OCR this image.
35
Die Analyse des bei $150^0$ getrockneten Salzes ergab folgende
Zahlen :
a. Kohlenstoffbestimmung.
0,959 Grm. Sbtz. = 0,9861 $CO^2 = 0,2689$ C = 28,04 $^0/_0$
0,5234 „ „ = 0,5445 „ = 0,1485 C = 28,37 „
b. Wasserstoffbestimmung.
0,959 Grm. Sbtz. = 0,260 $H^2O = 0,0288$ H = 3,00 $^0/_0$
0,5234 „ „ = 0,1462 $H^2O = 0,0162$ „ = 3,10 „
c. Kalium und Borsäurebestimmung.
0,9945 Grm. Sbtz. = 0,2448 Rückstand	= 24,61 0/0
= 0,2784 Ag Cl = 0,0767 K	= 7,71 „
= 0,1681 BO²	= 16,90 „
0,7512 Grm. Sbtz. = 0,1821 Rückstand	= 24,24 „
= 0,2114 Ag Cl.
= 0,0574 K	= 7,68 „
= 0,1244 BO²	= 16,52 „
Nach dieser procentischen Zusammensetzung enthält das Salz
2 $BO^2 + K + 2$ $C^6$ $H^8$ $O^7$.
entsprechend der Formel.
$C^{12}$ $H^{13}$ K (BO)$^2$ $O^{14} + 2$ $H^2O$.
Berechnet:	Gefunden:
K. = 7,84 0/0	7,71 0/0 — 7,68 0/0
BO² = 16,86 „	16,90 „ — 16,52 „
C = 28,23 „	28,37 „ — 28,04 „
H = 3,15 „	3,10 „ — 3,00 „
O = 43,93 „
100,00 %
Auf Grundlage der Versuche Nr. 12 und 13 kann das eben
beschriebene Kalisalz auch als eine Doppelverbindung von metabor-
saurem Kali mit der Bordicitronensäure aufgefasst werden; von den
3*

__________________________________________________

Written request >>
Print the material verbatim, all of it.

Solution for this task >>
OCR this image.
35
Die Analyse des bei $150^0$ getrockneten Salzes ergab folgende
Zahlen :
a. Kohlenstoffbestimmung.
0,959 Grm. Sbtz. = 0,9861 $CO^2 = 0,2689$ C = 28,04 $^0/_0$
0,5234 „ „ = 0,5445 „ = 0,1485 C = 28,37 „
b. Wasserstoffbestimmung.
0,959 Grm. Sbtz. = 0,260 $H^2O = 0,0288$ H = 3,00 $^0/_0$
0,5234 „ „ = 0,1462 $H^2O = 0,0162$ „ = 3,10 „
c. Kalium und Borsäurebestimmung.
0,9945 Grm. Sbtz. = 0,2448 Rückstand	= 24,61 0/0
= 0,2784 Ag Cl = 0,0767 K	= 7,71 „
= 0,1681 BO²	= 16,90 „
0,7512 Grm. Sbtz. = 0,1821 Rückstand	= 24,24 „
= 0,2114 Ag Cl.
= 0,0574 K	= 7,68 „
= 0,1244 BO²	= 16,52 „
Nach dieser procentischen Zusammensetzung enthält das Salz
2 $BO^2 + K + 2$ $C^6$ $H^8$ $O^7$.
entsprechend der Formel.
$C^{12}$ $H^{13}$ K (BO)$^2$ $O^{14} + 2$ $H^2O$.
Berechnet:	Gefunden:
K. = 7,84 0/0	7,71 0/0 — 7,68 0/0
BO² = 16,86 „	16,90 „ — 16,52 „
C = 28,23 „	28,37 „ — 28,04 „
H = 3,15 „	3,10 „ — 3,00 „
O = 43,93 „
100,00 %
Auf Grundlage der Versuche Nr. 12 und 13 kann das eben
beschriebene Kalisalz auch als eine Doppelverbindung von metabor-
saurem Kali mit der Bordicitronensäure aufgefasst werden; von den
3*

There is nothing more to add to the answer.